— START MATERIAL PROVIDED —

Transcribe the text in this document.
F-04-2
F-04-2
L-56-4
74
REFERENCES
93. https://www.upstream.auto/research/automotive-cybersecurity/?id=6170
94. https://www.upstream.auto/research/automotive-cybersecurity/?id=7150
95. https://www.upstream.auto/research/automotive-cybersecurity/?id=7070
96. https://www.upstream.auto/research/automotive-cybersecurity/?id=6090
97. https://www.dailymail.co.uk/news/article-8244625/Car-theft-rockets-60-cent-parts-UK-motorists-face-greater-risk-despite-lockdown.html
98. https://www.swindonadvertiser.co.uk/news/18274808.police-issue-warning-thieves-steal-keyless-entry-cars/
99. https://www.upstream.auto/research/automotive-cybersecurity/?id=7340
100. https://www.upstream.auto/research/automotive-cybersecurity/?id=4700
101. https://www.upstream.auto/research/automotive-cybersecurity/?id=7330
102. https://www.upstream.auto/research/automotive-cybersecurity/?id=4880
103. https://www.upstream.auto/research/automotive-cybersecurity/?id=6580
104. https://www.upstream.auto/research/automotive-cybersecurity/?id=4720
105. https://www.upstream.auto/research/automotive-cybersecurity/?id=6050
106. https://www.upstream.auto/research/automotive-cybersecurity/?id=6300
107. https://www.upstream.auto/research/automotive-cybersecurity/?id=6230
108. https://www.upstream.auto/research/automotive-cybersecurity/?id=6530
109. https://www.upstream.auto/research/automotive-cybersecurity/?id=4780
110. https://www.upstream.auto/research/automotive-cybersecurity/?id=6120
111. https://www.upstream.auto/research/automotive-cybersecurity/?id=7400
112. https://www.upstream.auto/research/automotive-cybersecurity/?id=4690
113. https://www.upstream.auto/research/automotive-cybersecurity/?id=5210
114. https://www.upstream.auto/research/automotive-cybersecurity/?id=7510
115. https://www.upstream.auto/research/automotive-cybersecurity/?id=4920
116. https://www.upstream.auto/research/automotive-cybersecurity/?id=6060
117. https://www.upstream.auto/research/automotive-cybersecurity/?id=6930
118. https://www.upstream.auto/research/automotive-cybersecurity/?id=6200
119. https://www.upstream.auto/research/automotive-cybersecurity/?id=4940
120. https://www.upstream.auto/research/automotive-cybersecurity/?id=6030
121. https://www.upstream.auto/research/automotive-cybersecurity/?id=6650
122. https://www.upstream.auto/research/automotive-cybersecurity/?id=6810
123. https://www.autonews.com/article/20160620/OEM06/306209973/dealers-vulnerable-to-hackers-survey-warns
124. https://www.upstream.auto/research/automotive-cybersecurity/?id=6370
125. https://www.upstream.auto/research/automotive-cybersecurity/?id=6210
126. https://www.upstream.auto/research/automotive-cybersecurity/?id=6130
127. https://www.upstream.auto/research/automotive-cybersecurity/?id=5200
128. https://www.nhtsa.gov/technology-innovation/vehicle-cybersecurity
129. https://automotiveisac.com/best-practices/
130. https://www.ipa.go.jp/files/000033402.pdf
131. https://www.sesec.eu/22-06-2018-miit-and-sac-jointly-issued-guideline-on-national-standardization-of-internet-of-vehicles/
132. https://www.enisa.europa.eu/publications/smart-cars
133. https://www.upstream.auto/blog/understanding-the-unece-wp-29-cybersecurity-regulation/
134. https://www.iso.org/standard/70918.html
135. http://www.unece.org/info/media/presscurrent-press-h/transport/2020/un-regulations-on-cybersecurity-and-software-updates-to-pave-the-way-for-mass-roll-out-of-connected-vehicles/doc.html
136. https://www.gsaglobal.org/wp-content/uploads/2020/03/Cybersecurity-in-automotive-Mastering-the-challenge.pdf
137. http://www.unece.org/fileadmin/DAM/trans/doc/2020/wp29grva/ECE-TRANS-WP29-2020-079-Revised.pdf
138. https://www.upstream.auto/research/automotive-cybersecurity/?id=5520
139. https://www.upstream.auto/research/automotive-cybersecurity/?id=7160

— END MATERIAL PROVIDED —

_AIM OF THE TASK:_ Identify each line in the entries with the word "article" and copy it.

_SOLUTION FOR THIS EXERCISE:_
97. https://www.dailymail.co.uk/news/article-8244625/Car-theft-rockets-60-cent-parts-UK-motorists-face-greater-risk-despite-lockdown.html
123. https://www.autonews.com/article/20160620/OEM06/306209973/dealers-vulnerable-to-hackers-survey-warns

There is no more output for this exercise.